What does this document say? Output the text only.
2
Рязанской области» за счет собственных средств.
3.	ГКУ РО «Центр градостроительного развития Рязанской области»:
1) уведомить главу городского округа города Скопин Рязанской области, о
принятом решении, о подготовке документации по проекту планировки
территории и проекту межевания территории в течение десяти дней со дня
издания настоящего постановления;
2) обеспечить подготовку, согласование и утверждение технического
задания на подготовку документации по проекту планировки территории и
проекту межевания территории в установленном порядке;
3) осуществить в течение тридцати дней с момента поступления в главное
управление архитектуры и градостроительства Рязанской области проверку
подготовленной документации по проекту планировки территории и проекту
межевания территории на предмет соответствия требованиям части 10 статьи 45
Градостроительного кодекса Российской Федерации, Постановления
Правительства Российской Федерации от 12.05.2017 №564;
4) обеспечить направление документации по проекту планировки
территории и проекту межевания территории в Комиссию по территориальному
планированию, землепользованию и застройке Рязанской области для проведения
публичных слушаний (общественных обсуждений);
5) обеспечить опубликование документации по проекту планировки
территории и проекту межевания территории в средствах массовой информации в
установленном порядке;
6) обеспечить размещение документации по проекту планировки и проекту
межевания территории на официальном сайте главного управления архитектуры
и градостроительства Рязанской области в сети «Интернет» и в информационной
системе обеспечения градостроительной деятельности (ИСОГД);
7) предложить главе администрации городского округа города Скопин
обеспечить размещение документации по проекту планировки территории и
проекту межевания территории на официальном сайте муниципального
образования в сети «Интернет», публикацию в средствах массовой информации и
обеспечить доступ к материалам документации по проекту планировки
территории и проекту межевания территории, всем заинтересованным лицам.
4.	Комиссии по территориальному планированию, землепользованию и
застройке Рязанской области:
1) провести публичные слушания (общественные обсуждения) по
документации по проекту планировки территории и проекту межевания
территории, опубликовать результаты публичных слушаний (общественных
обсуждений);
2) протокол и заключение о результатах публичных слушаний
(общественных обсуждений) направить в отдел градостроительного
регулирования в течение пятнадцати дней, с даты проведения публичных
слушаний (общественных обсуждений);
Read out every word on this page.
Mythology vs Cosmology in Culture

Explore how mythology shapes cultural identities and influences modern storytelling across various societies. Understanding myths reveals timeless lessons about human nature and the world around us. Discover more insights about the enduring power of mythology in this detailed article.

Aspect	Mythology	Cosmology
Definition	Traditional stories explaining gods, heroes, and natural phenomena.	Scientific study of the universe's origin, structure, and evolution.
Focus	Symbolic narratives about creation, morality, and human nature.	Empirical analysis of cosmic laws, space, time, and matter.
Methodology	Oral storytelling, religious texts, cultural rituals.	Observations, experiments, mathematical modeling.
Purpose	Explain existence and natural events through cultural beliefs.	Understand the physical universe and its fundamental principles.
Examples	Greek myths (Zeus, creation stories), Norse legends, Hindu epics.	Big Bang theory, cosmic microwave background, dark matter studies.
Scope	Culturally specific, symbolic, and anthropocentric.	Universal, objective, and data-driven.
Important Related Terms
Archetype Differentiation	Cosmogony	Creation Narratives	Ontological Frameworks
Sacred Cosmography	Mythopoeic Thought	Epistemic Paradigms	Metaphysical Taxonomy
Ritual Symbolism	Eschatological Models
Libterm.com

■ ■ ■ ■ ■ ■ ■

Copy each line of the data above without altering a single character.

What does this document say? Output the text only.
2
Рязанской области» за счет собственных средств.
3.	ГКУ РО «Центр градостроительного развития Рязанской области»:
1) уведомить главу городского округа города Скопин Рязанской области, о
принятом решении, о подготовке документации по проекту планировки
территории и проекту межевания территории в течение десяти дней со дня
издания настоящего постановления;
2) обеспечить подготовку, согласование и утверждение технического
задания на подготовку документации по проекту планировки территории и
проекту межевания территории в установленном порядке;
3) осуществить в течение тридцати дней с момента поступления в главное
управление архитектуры и градостроительства Рязанской области проверку
подготовленной документации по проекту планировки территории и проекту
межевания территории на предмет соответствия требованиям части 10 статьи 45
Градостроительного кодекса Российской Федерации, Постановления
Правительства Российской Федерации от 12.05.2017 №564;
4) обеспечить направление документации по проекту планировки
территории и проекту межевания территории в Комиссию по территориальному
планированию, землепользованию и застройке Рязанской области для проведения
публичных слушаний (общественных обсуждений);
5) обеспечить опубликование документации по проекту планировки
территории и проекту межевания территории в средствах массовой информации в
установленном порядке;
6) обеспечить размещение документации по проекту планировки и проекту
межевания территории на официальном сайте главного управления архитектуры
и градостроительства Рязанской области в сети «Интернет» и в информационной
системе обеспечения градостроительной деятельности (ИСОГД);
7) предложить главе администрации городского округа города Скопин
обеспечить размещение документации по проекту планировки территории и
проекту межевания территории на официальном сайте муниципального
образования в сети «Интернет», публикацию в средствах массовой информации и
обеспечить доступ к материалам документации по проекту планировки
территории и проекту межевания территории, всем заинтересованным лицам.
4.	Комиссии по территориальному планированию, землепользованию и
застройке Рязанской области:
1) провести публичные слушания (общественные обсуждения) по
документации по проекту планировки территории и проекту межевания
территории, опубликовать результаты публичных слушаний (общественных
обсуждений);
2) протокол и заключение о результатах публичных слушаний
(общественных обсуждений) направить в отдел градостроительного
регулирования в течение пятнадцати дней, с даты проведения публичных
слушаний (общественных обсуждений);
Read out every word on this page.
Mythology vs Cosmology in Culture

Explore how mythology shapes cultural identities and influences modern storytelling across various societies. Understanding myths reveals timeless lessons about human nature and the world around us. Discover more insights about the enduring power of mythology in this detailed article.

Aspect	Mythology	Cosmology
Definition	Traditional stories explaining gods, heroes, and natural phenomena.	Scientific study of the universe's origin, structure, and evolution.
Focus	Symbolic narratives about creation, morality, and human nature.	Empirical analysis of cosmic laws, space, time, and matter.
Methodology	Oral storytelling, religious texts, cultural rituals.	Observations, experiments, mathematical modeling.
Purpose	Explain existence and natural events through cultural beliefs.	Understand the physical universe and its fundamental principles.
Examples	Greek myths (Zeus, creation stories), Norse legends, Hindu epics.	Big Bang theory, cosmic microwave background, dark matter studies.
Scope	Culturally specific, symbolic, and anthropocentric.	Universal, objective, and data-driven.
Important Related Terms
Archetype Differentiation	Cosmogony	Creation Narratives	Ontological Frameworks
Sacred Cosmography	Mythopoeic Thought	Epistemic Paradigms	Metaphysical Taxonomy
Ritual Symbolism	Eschatological Models
Libterm.com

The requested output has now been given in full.